Instructions for the task: Go through the entries below and retype them exactly, omitting each picture.

Source data:

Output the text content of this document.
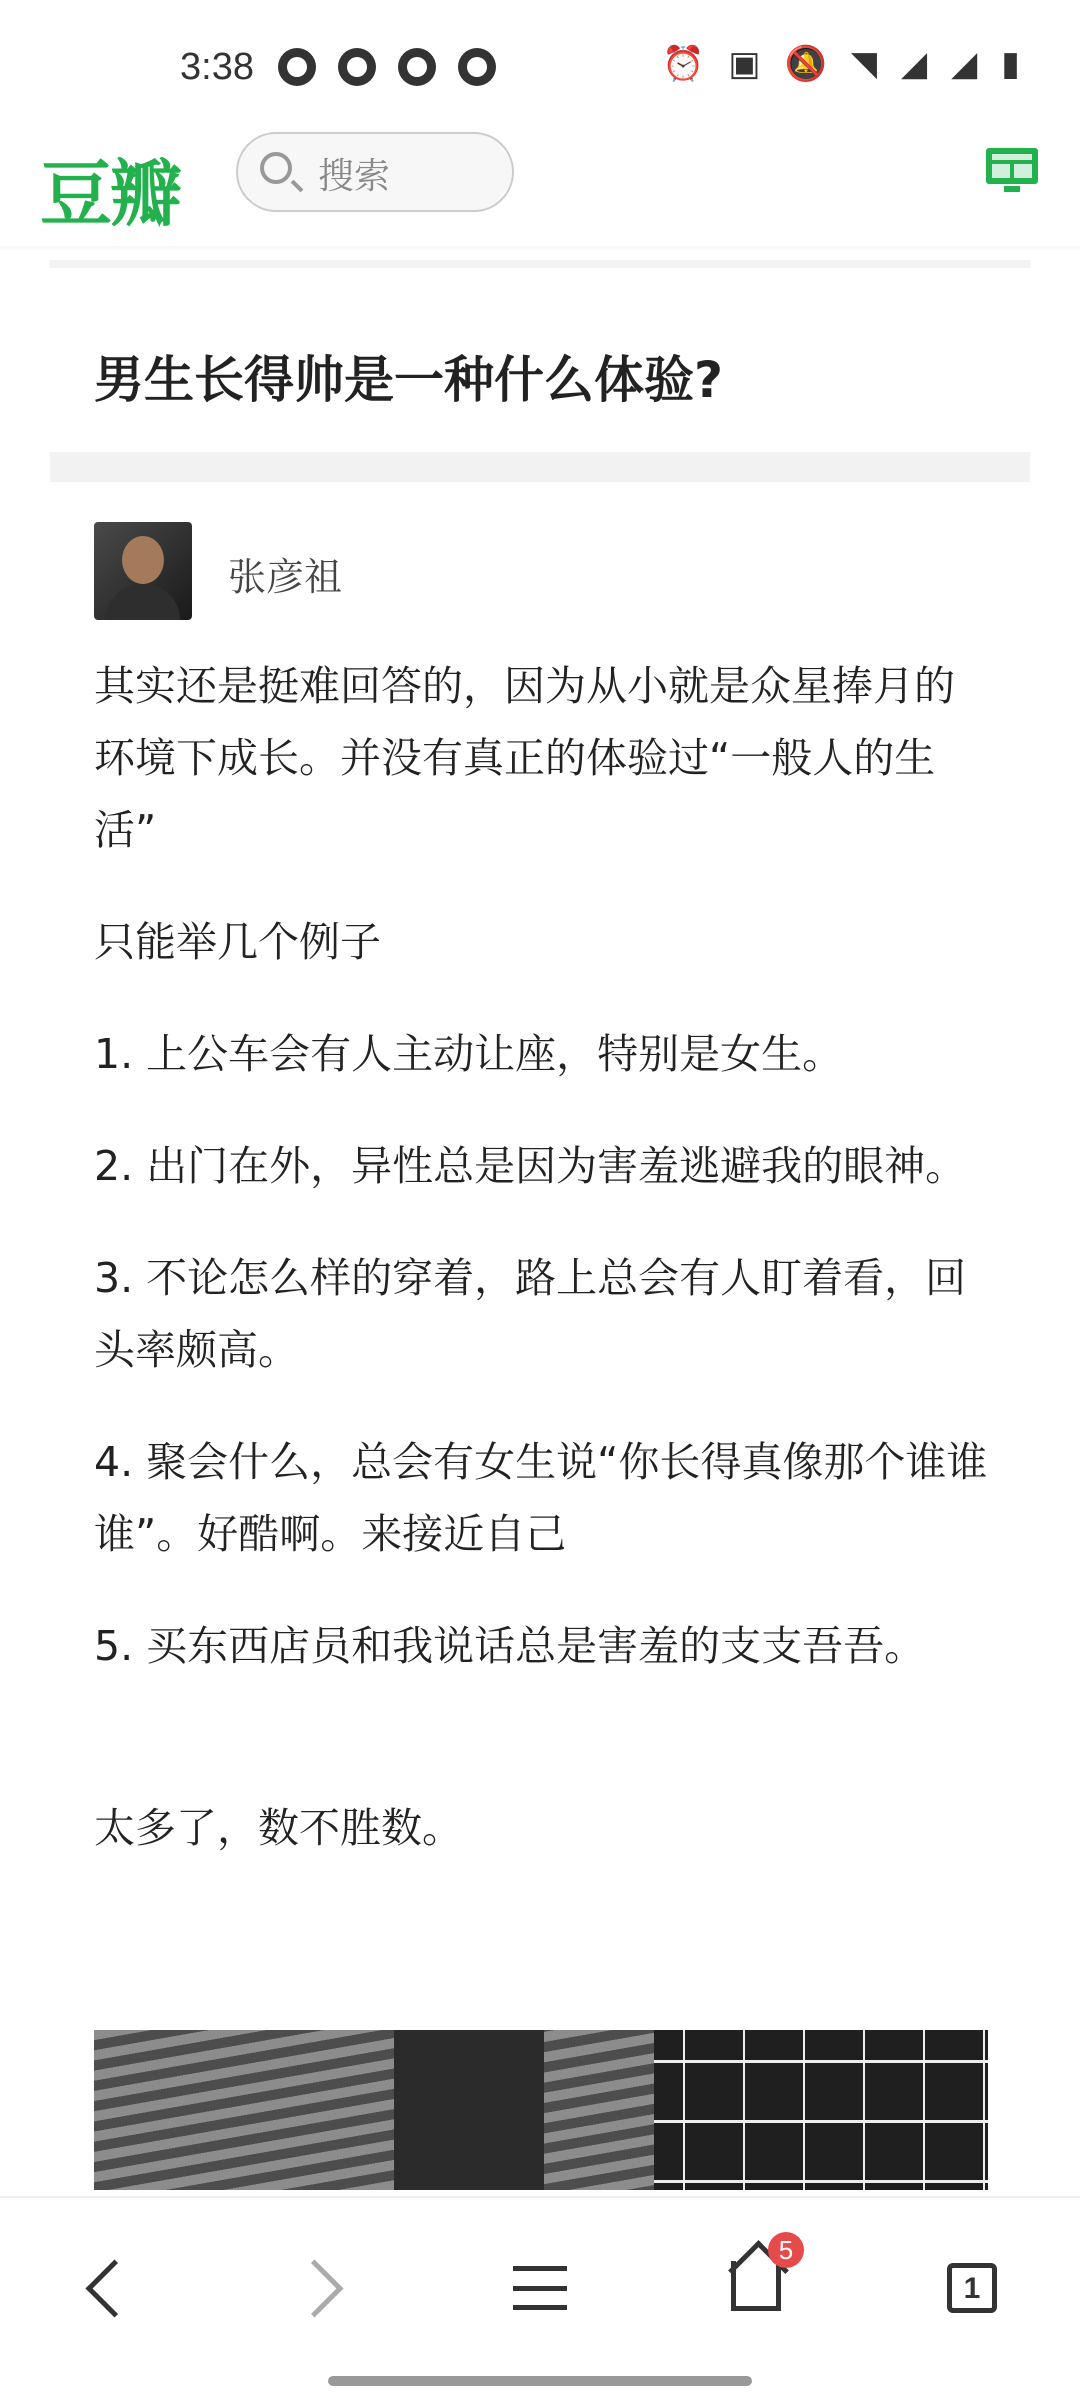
3:38	⏰ ▣ 🔕 ◥ ◢ ◢ ▮
豆瓣	搜索
男生长得帅是一种什么体验?
张彦祖

其实还是挺难回答的，因为从小就是众星捧月的环境下成长。并没有真正的体验过“一般人的生活”

只能举几个例子

1. 上公车会有人主动让座，特别是女生。

2. 出门在外，异性总是因为害羞逃避我的眼神。

3. 不论怎么样的穿着，路上总会有人盯着看，回头率颇高。

4. 聚会什么，总会有女生说“你长得真像那个谁谁谁”。好酷啊。来接近自己

5. 买东西店员和我说话总是害羞的支支吾吾。

太多了，数不胜数。

5
1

Exercise response:
Output the text content of this document.
3:38	⏰ ▣ 🔕 ◥ ◢ ◢ ▮
豆瓣	搜索
男生长得帅是一种什么体验?
张彦祖

其实还是挺难回答的，因为从小就是众星捧月的环境下成长。并没有真正的体验过“一般人的生活”

只能举几个例子

1. 上公车会有人主动让座，特别是女生。

2. 出门在外，异性总是因为害羞逃避我的眼神。

3. 不论怎么样的穿着，路上总会有人盯着看，回头率颇高。

4. 聚会什么，总会有女生说“你长得真像那个谁谁谁”。好酷啊。来接近自己

5. 买东西店员和我说话总是害羞的支支吾吾。

太多了，数不胜数。

5
1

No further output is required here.